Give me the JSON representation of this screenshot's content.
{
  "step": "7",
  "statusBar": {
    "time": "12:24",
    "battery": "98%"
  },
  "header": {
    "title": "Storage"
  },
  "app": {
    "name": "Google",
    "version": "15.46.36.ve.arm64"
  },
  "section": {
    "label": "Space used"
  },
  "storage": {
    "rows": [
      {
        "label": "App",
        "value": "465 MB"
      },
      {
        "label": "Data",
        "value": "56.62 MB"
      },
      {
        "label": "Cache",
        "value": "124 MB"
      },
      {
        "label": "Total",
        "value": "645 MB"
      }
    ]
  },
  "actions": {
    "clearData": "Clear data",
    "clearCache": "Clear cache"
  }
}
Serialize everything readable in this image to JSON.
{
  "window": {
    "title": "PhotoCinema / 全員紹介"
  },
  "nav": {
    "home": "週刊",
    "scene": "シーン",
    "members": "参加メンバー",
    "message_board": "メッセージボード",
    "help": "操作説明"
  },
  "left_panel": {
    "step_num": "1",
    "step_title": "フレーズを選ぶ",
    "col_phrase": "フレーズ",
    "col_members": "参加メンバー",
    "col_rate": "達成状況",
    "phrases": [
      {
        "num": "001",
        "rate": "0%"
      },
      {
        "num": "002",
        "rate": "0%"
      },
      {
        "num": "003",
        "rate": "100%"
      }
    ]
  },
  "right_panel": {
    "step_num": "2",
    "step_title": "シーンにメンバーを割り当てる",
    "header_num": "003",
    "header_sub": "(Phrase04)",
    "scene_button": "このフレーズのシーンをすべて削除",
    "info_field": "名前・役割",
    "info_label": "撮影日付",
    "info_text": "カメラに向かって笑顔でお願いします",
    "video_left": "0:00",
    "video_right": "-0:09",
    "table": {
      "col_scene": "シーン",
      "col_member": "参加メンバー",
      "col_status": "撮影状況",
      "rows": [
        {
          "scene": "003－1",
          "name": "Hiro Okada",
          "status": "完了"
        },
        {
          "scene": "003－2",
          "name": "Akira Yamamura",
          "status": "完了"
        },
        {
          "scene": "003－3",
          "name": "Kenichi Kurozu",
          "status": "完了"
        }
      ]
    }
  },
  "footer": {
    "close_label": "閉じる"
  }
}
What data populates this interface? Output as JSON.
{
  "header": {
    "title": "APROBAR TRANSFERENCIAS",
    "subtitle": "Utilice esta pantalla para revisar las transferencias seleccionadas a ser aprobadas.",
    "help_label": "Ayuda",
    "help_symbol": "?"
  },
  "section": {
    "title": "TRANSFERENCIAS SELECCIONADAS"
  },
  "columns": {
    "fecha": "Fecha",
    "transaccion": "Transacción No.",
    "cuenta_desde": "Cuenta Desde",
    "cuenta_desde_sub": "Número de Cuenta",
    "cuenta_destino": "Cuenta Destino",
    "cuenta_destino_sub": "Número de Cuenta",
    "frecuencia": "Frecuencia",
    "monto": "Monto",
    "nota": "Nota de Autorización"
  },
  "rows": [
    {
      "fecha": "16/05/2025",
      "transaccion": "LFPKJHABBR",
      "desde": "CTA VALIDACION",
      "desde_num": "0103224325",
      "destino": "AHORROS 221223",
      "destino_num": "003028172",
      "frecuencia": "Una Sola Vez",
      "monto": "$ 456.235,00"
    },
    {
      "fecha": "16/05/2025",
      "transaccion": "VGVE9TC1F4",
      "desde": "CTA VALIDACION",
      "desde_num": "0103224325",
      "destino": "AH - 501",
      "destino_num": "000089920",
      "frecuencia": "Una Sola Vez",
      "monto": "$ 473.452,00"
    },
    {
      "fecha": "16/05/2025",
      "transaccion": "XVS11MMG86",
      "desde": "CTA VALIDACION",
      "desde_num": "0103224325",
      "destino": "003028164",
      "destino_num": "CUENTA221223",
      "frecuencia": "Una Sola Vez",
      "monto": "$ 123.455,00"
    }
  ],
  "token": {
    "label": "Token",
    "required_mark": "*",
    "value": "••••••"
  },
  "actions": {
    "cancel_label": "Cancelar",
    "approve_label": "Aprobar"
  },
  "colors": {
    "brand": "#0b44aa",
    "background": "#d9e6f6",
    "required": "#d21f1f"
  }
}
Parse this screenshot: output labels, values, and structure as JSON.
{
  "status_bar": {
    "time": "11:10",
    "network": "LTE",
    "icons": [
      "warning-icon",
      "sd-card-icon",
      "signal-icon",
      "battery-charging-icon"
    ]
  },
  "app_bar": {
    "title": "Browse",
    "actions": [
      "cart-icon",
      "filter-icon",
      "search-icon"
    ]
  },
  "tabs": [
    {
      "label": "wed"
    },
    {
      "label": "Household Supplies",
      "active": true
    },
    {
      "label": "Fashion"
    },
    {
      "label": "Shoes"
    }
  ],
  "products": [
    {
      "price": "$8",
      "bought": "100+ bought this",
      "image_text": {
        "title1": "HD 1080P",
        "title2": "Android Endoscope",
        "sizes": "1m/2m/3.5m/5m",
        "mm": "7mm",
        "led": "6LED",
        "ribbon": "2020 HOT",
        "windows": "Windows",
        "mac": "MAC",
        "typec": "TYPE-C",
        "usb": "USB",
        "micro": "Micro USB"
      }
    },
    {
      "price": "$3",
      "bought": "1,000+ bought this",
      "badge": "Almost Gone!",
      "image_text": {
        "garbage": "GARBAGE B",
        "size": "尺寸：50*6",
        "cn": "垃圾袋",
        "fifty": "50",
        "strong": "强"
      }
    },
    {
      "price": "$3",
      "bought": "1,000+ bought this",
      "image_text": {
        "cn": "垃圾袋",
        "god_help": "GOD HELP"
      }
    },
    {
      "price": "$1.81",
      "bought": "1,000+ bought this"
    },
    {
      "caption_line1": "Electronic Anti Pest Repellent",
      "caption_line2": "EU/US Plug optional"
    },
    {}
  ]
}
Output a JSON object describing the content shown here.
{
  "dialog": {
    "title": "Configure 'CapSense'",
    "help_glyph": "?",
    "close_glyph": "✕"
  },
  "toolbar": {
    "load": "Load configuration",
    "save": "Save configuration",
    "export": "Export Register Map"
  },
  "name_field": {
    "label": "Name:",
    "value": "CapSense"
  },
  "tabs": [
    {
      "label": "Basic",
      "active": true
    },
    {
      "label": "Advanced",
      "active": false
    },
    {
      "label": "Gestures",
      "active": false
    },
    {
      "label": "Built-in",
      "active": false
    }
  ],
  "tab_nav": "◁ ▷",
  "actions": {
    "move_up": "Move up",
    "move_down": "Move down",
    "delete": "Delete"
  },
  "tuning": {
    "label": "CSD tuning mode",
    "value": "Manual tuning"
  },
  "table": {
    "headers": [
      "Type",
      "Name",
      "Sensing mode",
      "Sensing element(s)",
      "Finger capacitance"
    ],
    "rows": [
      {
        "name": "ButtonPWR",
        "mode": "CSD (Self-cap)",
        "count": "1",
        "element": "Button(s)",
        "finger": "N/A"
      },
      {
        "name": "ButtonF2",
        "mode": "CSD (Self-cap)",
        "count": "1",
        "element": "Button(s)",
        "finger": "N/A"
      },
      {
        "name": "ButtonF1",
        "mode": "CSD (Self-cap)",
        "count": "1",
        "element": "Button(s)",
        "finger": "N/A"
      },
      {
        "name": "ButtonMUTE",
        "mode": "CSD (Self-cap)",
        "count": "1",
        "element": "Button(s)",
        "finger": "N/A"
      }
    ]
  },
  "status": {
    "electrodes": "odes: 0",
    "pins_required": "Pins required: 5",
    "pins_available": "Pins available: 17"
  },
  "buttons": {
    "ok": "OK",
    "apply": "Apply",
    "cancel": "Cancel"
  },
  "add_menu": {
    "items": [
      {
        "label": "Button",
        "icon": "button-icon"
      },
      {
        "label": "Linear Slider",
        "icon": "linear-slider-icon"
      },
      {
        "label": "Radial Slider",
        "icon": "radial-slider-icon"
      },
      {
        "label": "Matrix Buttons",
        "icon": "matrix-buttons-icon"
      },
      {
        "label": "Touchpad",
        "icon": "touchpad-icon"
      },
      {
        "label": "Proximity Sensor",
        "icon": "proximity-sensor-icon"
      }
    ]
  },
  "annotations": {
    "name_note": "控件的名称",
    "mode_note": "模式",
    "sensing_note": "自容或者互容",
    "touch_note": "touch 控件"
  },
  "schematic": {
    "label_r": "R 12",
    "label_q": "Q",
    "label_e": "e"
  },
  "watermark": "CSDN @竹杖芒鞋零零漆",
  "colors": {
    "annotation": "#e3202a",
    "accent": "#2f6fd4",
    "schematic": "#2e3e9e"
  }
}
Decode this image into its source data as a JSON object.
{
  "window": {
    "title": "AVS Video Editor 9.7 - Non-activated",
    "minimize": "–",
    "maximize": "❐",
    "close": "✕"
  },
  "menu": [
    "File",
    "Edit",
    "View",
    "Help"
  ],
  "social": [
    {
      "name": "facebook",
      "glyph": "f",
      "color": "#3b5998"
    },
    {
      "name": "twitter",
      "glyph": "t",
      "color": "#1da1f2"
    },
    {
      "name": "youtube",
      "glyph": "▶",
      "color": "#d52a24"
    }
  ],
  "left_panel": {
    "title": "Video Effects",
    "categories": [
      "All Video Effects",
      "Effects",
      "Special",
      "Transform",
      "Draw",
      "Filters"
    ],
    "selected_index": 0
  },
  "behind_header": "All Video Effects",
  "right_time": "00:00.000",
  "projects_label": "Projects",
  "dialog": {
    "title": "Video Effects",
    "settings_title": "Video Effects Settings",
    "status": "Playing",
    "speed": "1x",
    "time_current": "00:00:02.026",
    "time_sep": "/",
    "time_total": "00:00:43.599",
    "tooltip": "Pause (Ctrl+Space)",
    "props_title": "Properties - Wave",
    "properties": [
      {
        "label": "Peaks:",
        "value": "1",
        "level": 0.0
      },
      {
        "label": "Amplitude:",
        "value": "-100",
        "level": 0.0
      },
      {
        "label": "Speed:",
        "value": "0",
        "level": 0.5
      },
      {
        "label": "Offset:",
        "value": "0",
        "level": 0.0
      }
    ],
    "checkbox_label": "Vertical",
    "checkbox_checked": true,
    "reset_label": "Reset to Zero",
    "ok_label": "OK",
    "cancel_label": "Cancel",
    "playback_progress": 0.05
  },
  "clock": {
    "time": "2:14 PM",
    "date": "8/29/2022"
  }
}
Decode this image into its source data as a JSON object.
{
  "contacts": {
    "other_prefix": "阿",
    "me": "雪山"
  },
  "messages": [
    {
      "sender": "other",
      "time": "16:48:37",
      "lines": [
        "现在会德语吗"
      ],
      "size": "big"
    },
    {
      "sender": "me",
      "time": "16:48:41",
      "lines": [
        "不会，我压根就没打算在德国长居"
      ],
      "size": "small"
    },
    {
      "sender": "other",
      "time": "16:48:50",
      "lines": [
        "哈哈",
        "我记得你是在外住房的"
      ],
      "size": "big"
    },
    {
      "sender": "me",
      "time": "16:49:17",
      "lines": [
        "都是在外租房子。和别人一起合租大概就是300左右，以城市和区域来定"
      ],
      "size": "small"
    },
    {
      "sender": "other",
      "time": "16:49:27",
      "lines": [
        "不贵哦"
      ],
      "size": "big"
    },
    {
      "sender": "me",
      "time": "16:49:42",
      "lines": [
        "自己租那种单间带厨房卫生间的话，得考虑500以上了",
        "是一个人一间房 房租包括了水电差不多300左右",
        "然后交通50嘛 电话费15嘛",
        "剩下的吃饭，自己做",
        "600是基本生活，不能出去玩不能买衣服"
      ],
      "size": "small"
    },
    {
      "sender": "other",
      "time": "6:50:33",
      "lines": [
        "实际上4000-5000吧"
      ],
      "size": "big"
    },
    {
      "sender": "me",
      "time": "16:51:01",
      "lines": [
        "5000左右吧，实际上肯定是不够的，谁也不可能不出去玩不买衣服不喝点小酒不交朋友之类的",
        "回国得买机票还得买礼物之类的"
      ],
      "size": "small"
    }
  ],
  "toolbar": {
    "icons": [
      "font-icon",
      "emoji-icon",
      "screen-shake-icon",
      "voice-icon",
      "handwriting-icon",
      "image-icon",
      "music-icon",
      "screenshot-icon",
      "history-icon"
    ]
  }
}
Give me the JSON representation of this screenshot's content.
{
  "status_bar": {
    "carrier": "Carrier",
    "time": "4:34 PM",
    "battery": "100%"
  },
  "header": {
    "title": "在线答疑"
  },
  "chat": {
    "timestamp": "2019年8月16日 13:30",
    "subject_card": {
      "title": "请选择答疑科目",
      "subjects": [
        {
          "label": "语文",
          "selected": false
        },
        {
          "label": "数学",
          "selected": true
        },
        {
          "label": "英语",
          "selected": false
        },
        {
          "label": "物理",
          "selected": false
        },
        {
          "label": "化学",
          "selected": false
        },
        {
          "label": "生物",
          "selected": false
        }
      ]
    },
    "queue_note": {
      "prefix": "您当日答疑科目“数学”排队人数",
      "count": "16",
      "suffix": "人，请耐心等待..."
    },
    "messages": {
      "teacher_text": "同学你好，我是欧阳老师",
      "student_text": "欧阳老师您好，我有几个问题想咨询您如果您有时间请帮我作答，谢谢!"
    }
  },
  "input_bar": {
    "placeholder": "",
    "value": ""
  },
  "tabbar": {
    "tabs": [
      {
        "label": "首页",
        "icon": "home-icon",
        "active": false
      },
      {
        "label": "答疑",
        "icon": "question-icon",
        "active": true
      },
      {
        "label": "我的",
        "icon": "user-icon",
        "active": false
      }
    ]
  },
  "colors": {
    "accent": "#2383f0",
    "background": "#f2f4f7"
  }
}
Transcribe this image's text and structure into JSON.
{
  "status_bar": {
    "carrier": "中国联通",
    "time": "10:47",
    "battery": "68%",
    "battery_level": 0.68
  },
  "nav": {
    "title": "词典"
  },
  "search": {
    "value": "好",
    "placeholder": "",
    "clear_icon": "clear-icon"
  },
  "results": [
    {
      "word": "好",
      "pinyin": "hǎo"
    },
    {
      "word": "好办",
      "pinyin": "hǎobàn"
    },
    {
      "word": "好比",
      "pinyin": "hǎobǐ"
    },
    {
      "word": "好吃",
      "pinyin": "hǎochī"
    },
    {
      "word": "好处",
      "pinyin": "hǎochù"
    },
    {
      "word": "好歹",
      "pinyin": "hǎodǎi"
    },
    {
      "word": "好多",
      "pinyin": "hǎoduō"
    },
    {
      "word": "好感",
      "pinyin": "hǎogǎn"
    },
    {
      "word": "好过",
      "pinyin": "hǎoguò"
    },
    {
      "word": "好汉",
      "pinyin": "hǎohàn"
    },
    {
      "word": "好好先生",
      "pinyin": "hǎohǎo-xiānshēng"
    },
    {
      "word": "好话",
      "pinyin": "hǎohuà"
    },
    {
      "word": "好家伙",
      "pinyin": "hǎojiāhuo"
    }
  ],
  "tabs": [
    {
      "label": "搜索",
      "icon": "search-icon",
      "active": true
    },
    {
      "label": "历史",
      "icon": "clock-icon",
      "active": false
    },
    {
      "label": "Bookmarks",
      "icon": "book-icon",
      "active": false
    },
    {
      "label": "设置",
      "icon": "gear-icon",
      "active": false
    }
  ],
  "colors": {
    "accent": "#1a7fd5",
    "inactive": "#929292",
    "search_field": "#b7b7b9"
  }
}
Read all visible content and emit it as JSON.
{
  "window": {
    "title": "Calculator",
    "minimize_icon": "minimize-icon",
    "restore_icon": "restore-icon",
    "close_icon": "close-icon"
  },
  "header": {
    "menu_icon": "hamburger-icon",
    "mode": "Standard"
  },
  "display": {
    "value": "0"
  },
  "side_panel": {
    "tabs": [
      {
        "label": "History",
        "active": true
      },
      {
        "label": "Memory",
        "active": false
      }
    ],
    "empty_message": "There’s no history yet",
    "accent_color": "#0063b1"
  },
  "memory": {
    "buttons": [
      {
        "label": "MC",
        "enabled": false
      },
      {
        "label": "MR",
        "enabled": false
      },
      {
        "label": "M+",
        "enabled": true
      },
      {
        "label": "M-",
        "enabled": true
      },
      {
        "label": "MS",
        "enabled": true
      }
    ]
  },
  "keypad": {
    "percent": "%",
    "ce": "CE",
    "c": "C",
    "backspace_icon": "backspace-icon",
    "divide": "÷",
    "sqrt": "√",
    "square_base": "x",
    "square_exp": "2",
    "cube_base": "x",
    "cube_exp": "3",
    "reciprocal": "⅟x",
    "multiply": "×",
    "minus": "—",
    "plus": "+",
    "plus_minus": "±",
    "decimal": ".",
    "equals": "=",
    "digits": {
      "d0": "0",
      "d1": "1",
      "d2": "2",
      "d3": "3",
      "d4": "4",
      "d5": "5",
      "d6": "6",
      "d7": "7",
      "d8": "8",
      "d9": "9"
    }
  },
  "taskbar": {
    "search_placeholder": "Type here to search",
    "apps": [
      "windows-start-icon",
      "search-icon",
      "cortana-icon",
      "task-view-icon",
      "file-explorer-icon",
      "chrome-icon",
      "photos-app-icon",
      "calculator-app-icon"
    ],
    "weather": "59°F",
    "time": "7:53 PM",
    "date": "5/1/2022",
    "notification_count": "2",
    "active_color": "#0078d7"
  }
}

(Instructions for the task): Search the listing for the word "screenshot". Copy every line in which it occurs.

(Finished answer):
Give me the JSON representation of this screenshot's content.
Parse this screenshot: output labels, values, and structure as JSON.
      "screenshot-icon",
Give me the JSON representation of this screenshot's content.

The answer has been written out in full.